** Start EXERCISE INPUTS **

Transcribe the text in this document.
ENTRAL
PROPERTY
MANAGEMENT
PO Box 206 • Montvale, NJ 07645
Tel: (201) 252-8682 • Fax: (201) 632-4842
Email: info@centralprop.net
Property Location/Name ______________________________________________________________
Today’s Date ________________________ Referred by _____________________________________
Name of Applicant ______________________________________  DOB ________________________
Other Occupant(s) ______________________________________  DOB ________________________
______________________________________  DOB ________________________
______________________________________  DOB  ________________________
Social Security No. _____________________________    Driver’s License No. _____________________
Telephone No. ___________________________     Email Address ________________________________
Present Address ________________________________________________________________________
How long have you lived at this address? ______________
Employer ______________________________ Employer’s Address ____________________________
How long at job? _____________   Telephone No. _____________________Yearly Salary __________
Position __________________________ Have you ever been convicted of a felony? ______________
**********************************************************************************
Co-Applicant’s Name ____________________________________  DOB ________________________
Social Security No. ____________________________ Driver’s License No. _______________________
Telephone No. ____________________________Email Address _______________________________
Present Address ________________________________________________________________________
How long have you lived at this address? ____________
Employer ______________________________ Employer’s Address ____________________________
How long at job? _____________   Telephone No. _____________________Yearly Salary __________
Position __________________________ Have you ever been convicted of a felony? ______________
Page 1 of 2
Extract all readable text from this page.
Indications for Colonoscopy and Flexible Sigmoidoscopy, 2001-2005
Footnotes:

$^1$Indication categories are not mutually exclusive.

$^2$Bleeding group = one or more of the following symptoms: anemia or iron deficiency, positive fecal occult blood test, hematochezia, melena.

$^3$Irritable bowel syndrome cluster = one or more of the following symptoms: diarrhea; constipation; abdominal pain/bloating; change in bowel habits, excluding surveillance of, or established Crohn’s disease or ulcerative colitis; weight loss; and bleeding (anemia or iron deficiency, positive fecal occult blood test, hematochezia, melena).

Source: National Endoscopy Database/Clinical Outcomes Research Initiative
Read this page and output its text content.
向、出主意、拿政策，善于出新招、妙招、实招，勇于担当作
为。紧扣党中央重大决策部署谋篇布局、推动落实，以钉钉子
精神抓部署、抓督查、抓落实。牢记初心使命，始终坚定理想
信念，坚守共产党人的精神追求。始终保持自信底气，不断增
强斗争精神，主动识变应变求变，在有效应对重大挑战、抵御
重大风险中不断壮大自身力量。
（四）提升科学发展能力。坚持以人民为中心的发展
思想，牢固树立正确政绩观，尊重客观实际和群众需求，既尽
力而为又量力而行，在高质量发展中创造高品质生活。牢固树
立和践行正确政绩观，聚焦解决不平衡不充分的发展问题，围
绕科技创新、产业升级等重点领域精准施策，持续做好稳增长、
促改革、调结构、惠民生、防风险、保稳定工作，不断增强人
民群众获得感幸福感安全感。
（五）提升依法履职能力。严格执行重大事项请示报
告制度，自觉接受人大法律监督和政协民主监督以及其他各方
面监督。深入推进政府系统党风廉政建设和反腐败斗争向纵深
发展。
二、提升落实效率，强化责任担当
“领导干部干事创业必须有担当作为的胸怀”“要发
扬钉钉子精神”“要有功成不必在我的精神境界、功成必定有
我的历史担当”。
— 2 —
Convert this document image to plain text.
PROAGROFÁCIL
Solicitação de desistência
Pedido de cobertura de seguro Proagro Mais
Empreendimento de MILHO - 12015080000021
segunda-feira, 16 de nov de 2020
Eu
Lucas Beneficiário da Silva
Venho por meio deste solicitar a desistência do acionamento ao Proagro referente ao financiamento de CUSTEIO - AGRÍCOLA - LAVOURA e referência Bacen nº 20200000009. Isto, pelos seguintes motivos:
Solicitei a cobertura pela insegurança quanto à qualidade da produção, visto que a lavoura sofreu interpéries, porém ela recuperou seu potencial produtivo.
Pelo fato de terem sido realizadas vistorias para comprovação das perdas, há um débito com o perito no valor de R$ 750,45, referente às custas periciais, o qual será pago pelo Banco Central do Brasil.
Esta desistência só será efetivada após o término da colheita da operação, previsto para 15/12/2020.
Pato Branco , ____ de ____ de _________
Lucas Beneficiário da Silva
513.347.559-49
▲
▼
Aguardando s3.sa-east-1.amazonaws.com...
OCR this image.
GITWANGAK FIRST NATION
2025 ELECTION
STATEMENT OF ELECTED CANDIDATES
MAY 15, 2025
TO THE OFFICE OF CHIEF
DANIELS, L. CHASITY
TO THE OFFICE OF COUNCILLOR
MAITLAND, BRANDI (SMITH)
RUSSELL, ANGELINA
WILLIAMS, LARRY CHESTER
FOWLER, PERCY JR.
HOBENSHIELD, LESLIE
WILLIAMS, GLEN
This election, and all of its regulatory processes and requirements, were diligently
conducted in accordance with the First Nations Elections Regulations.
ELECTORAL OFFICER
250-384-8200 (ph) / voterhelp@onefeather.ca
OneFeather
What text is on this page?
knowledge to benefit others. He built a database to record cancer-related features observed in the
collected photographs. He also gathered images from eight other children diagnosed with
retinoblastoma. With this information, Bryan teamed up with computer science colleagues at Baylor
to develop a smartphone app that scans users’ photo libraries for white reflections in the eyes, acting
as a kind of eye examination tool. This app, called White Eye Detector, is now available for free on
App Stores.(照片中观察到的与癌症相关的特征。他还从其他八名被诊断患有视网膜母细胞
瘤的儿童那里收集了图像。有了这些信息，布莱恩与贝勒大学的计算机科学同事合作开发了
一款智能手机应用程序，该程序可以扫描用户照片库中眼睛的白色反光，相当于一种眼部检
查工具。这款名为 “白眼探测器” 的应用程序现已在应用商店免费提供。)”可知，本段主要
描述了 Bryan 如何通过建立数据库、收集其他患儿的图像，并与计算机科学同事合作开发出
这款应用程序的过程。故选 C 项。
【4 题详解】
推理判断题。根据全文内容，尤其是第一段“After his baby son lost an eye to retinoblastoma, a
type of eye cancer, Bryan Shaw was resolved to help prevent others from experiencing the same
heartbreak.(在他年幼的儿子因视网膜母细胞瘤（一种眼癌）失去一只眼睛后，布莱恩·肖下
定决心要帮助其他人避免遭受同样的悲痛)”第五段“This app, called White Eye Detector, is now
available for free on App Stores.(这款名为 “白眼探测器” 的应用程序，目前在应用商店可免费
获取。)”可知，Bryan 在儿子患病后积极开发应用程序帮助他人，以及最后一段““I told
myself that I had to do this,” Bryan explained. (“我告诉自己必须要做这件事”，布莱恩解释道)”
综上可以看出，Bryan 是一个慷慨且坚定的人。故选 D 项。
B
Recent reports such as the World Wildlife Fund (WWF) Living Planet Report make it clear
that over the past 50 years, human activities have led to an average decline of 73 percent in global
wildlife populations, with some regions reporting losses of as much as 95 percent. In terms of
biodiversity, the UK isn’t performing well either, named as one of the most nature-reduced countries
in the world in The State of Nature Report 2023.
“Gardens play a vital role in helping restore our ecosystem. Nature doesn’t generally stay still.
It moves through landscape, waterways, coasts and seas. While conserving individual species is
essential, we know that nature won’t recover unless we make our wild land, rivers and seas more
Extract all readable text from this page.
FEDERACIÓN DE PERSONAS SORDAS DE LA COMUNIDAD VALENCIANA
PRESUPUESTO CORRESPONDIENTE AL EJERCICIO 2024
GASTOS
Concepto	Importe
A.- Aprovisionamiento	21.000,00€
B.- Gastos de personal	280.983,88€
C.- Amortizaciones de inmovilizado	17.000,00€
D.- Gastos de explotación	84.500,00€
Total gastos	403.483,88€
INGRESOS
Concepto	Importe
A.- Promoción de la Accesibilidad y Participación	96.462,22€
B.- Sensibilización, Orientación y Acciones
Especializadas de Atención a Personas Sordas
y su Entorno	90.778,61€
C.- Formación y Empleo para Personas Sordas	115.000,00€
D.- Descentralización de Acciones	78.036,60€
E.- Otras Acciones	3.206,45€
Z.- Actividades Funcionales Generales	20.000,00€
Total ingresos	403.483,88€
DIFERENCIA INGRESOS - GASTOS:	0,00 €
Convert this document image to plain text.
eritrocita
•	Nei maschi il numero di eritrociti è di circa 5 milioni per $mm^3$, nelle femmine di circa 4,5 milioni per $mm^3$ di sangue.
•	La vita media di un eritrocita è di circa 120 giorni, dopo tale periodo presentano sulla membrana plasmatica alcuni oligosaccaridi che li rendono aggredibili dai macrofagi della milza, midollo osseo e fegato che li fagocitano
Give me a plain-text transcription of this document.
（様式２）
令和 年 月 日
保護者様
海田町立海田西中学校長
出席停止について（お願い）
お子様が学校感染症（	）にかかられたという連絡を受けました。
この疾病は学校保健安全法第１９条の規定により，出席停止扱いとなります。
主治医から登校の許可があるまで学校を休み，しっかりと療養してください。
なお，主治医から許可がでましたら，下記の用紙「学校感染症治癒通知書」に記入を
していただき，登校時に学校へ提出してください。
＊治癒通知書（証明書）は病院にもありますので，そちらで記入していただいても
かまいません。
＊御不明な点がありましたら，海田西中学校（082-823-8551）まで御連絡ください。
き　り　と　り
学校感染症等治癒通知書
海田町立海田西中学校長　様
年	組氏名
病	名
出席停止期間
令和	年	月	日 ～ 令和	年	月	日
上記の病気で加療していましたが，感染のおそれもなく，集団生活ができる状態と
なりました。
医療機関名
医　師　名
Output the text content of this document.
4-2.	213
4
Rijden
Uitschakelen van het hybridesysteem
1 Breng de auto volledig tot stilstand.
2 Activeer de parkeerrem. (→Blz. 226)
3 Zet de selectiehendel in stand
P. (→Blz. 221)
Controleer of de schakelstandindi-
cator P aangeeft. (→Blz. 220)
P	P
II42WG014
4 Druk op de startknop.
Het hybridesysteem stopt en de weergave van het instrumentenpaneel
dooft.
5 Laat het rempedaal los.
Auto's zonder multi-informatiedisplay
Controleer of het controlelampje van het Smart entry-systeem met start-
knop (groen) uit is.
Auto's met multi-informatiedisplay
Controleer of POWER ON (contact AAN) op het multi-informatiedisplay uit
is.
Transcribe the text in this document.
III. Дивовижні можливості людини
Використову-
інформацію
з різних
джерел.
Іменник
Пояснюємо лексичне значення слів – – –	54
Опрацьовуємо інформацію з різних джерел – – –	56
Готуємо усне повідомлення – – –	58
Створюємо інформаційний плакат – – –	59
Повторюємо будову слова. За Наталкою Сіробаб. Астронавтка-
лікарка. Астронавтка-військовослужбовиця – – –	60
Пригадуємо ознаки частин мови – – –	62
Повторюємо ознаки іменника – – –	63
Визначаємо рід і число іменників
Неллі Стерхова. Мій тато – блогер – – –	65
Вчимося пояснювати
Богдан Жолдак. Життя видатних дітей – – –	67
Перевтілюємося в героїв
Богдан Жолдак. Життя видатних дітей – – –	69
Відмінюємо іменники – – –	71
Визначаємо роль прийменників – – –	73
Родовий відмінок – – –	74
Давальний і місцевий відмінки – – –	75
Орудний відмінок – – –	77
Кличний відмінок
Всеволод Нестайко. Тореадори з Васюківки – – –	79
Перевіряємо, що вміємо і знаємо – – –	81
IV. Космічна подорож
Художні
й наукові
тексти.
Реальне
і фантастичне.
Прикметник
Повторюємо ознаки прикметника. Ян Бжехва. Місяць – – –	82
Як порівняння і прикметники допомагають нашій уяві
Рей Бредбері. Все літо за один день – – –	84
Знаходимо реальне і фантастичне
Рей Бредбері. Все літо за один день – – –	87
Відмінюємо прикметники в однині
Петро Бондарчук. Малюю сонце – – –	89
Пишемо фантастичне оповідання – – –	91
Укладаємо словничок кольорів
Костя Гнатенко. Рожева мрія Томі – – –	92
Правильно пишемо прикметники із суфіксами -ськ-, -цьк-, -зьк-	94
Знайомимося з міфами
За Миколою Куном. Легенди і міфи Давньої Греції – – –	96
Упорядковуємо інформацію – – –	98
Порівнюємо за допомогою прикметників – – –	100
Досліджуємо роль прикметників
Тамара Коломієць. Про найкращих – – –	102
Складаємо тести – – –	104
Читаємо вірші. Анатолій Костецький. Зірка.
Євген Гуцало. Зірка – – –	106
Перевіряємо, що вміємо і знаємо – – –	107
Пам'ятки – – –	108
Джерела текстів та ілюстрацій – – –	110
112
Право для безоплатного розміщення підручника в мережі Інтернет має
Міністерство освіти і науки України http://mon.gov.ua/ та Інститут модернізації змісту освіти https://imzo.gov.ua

** End EXERCISE INPUTS **

_YOUR GOAL_
Identify each line of the material where the word "informatiedisplay" shows up, and copy it.

_RESULT_
Auto's zonder multi-informatiedisplay
Auto's met multi-informatiedisplay
Controleer of POWER ON (contact AAN) op het multi-informatiedisplay uit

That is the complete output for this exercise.